- **What you should do**
The records below must be transcribed exactly. Do not include the pictures.

- **Input**
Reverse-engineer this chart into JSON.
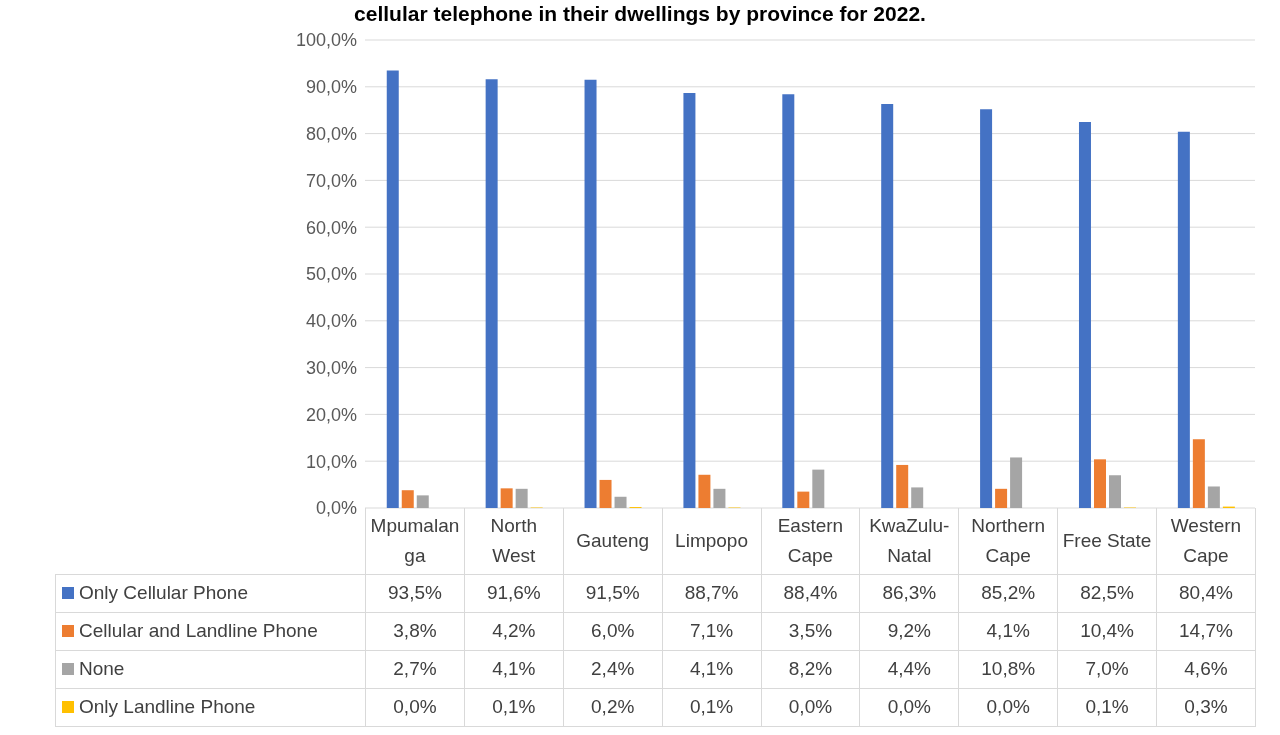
{
  "chart_data": {
    "type": "bar",
    "title": "cellular telephone in their dwellings by province for 2022.",
    "categories": [
      "Mpumalanga",
      "North West",
      "Gauteng",
      "Limpopo",
      "Eastern Cape",
      "KwaZulu-Natal",
      "Northern Cape",
      "Free State",
      "Western Cape"
    ],
    "series": [
      {
        "name": "Only Cellular Phone",
        "color": "#4472c4",
        "values": [
          93.5,
          91.6,
          91.5,
          88.7,
          88.4,
          86.3,
          85.2,
          82.5,
          80.4
        ],
        "value_labels": [
          "93,5%",
          "91,6%",
          "91,5%",
          "88,7%",
          "88,4%",
          "86,3%",
          "85,2%",
          "82,5%",
          "80,4%"
        ]
      },
      {
        "name": "Cellular and Landline Phone",
        "color": "#ed7d31",
        "values": [
          3.8,
          4.2,
          6.0,
          7.1,
          3.5,
          9.2,
          4.1,
          10.4,
          14.7
        ],
        "value_labels": [
          "3,8%",
          "4,2%",
          "6,0%",
          "7,1%",
          "3,5%",
          "9,2%",
          "4,1%",
          "10,4%",
          "14,7%"
        ]
      },
      {
        "name": "None",
        "color": "#a5a5a5",
        "values": [
          2.7,
          4.1,
          2.4,
          4.1,
          8.2,
          4.4,
          10.8,
          7.0,
          4.6
        ],
        "value_labels": [
          "2,7%",
          "4,1%",
          "2,4%",
          "4,1%",
          "8,2%",
          "4,4%",
          "10,8%",
          "7,0%",
          "4,6%"
        ]
      },
      {
        "name": "Only Landline Phone",
        "color": "#ffc000",
        "values": [
          0.0,
          0.1,
          0.2,
          0.1,
          0.0,
          0.0,
          0.0,
          0.1,
          0.3
        ],
        "value_labels": [
          "0,0%",
          "0,1%",
          "0,2%",
          "0,1%",
          "0,0%",
          "0,0%",
          "0,0%",
          "0,1%",
          "0,3%"
        ]
      }
    ],
    "ylim": [
      0,
      100
    ],
    "yticks": [
      {
        "value": 0,
        "label": "0,0%"
      },
      {
        "value": 10,
        "label": "10,0%"
      },
      {
        "value": 20,
        "label": "20,0%"
      },
      {
        "value": 30,
        "label": "30,0%"
      },
      {
        "value": 40,
        "label": "40,0%"
      },
      {
        "value": 50,
        "label": "50,0%"
      },
      {
        "value": 60,
        "label": "60,0%"
      },
      {
        "value": 70,
        "label": "70,0%"
      },
      {
        "value": 80,
        "label": "80,0%"
      },
      {
        "value": 90,
        "label": "90,0%"
      },
      {
        "value": 100,
        "label": "100,0%"
      }
    ],
    "grid": "y",
    "legend": "bottom"
  }
}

- **Problem solution**
Reverse-engineer this chart into JSON.
{
  "chart_data": {
    "type": "bar",
    "title": "cellular telephone in their dwellings by province for 2022.",
    "categories": [
      "Mpumalanga",
      "North West",
      "Gauteng",
      "Limpopo",
      "Eastern Cape",
      "KwaZulu-Natal",
      "Northern Cape",
      "Free State",
      "Western Cape"
    ],
    "series": [
      {
        "name": "Only Cellular Phone",
        "color": "#4472c4",
        "values": [
          93.5,
          91.6,
          91.5,
          88.7,
          88.4,
          86.3,
          85.2,
          82.5,
          80.4
        ],
        "value_labels": [
          "93,5%",
          "91,6%",
          "91,5%",
          "88,7%",
          "88,4%",
          "86,3%",
          "85,2%",
          "82,5%",
          "80,4%"
        ]
      },
      {
        "name": "Cellular and Landline Phone",
        "color": "#ed7d31",
        "values": [
          3.8,
          4.2,
          6.0,
          7.1,
          3.5,
          9.2,
          4.1,
          10.4,
          14.7
        ],
        "value_labels": [
          "3,8%",
          "4,2%",
          "6,0%",
          "7,1%",
          "3,5%",
          "9,2%",
          "4,1%",
          "10,4%",
          "14,7%"
        ]
      },
      {
        "name": "None",
        "color": "#a5a5a5",
        "values": [
          2.7,
          4.1,
          2.4,
          4.1,
          8.2,
          4.4,
          10.8,
          7.0,
          4.6
        ],
        "value_labels": [
          "2,7%",
          "4,1%",
          "2,4%",
          "4,1%",
          "8,2%",
          "4,4%",
          "10,8%",
          "7,0%",
          "4,6%"
        ]
      },
      {
        "name": "Only Landline Phone",
        "color": "#ffc000",
        "values": [
          0.0,
          0.1,
          0.2,
          0.1,
          0.0,
          0.0,
          0.0,
          0.1,
          0.3
        ],
        "value_labels": [
          "0,0%",
          "0,1%",
          "0,2%",
          "0,1%",
          "0,0%",
          "0,0%",
          "0,0%",
          "0,1%",
          "0,3%"
        ]
      }
    ],
    "ylim": [
      0,
      100
    ],
    "yticks": [
      {
        "value": 0,
        "label": "0,0%"
      },
      {
        "value": 10,
        "label": "10,0%"
      },
      {
        "value": 20,
        "label": "20,0%"
      },
      {
        "value": 30,
        "label": "30,0%"
      },
      {
        "value": 40,
        "label": "40,0%"
      },
      {
        "value": 50,
        "label": "50,0%"
      },
      {
        "value": 60,
        "label": "60,0%"
      },
      {
        "value": 70,
        "label": "70,0%"
      },
      {
        "value": 80,
        "label": "80,0%"
      },
      {
        "value": 90,
        "label": "90,0%"
      },
      {
        "value": 100,
        "label": "100,0%"
      }
    ],
    "grid": "y",
    "legend": "bottom"
  }
}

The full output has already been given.